__WHAT YOU WILL DO__:
Work out how many lines of the records hold the string "million", and reply with that number alone.

(Data tied to figure images)
◇ ◇ ◇ ◇ ◇ ◇ ◇

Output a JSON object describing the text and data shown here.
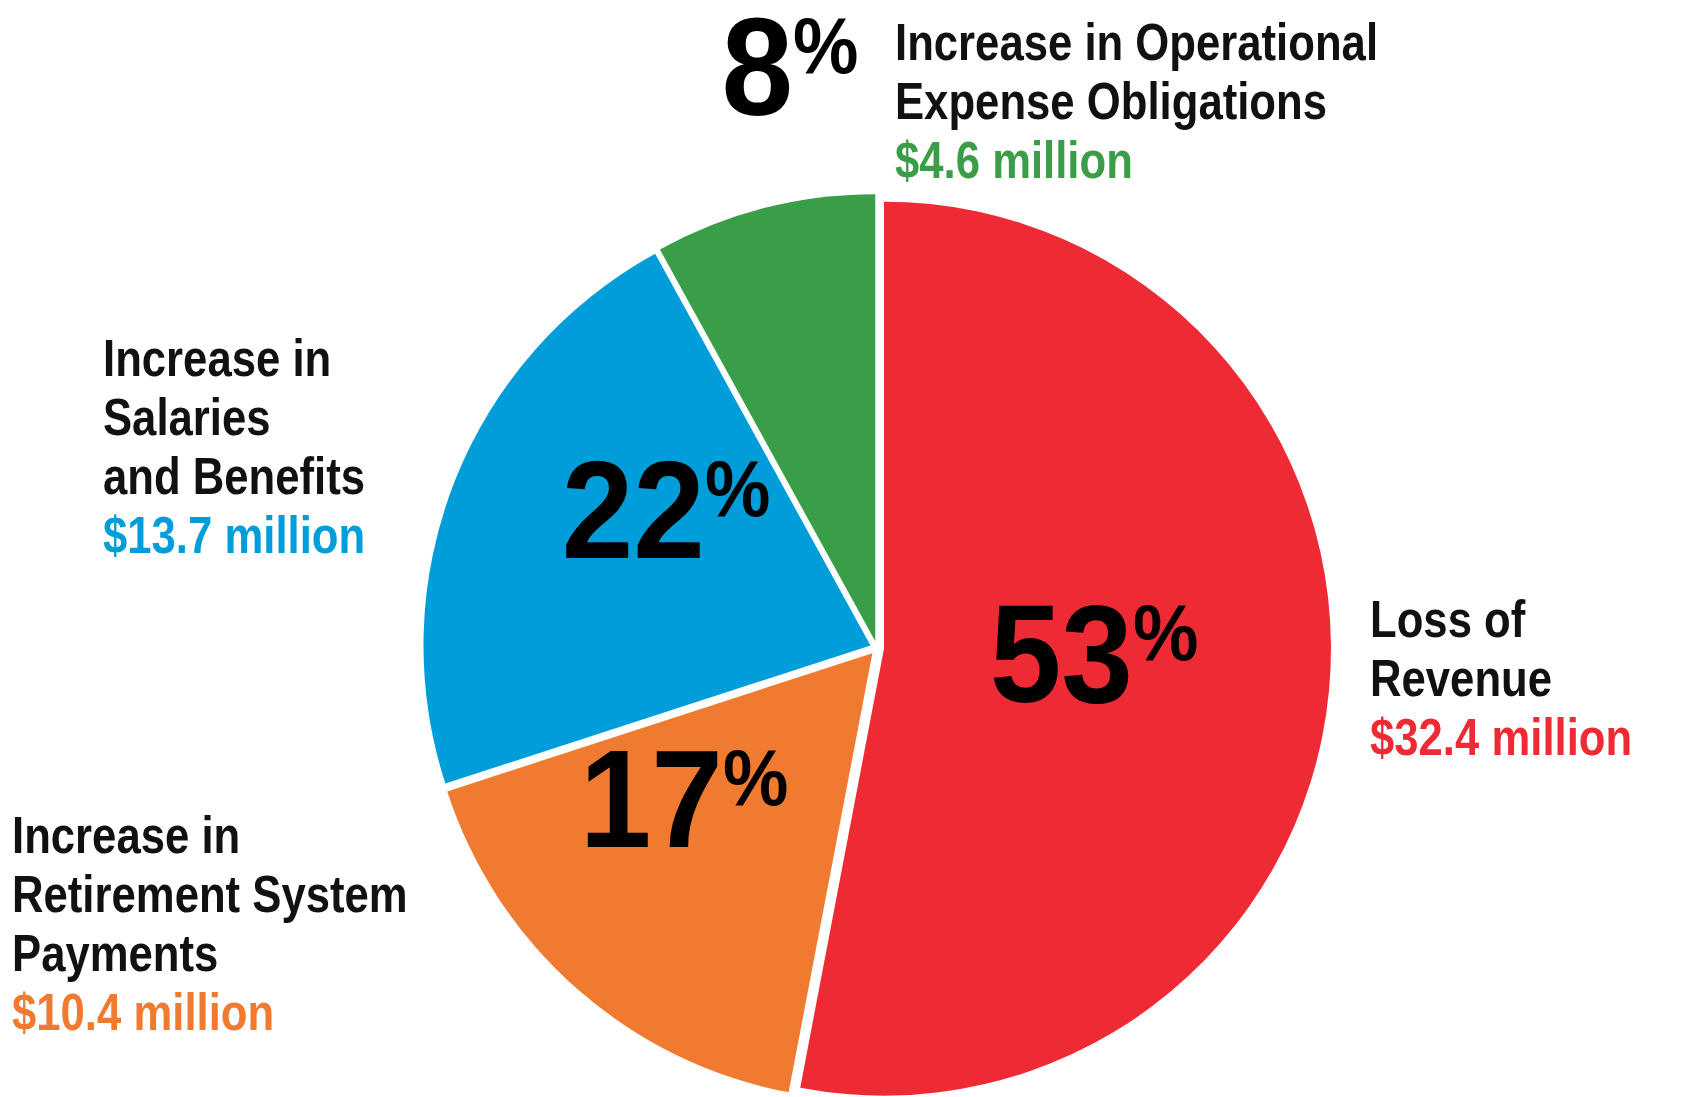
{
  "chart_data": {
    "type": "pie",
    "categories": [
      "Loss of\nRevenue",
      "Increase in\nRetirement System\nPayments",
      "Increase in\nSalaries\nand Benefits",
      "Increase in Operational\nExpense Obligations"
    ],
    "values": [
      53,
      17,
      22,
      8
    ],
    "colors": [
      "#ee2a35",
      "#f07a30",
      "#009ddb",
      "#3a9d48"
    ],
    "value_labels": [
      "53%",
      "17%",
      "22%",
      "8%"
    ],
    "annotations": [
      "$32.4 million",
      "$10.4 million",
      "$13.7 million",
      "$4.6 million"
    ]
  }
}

◇ ◇ ◇ ◇ ◇ ◇ ◇

__IN RESPONSE__:
4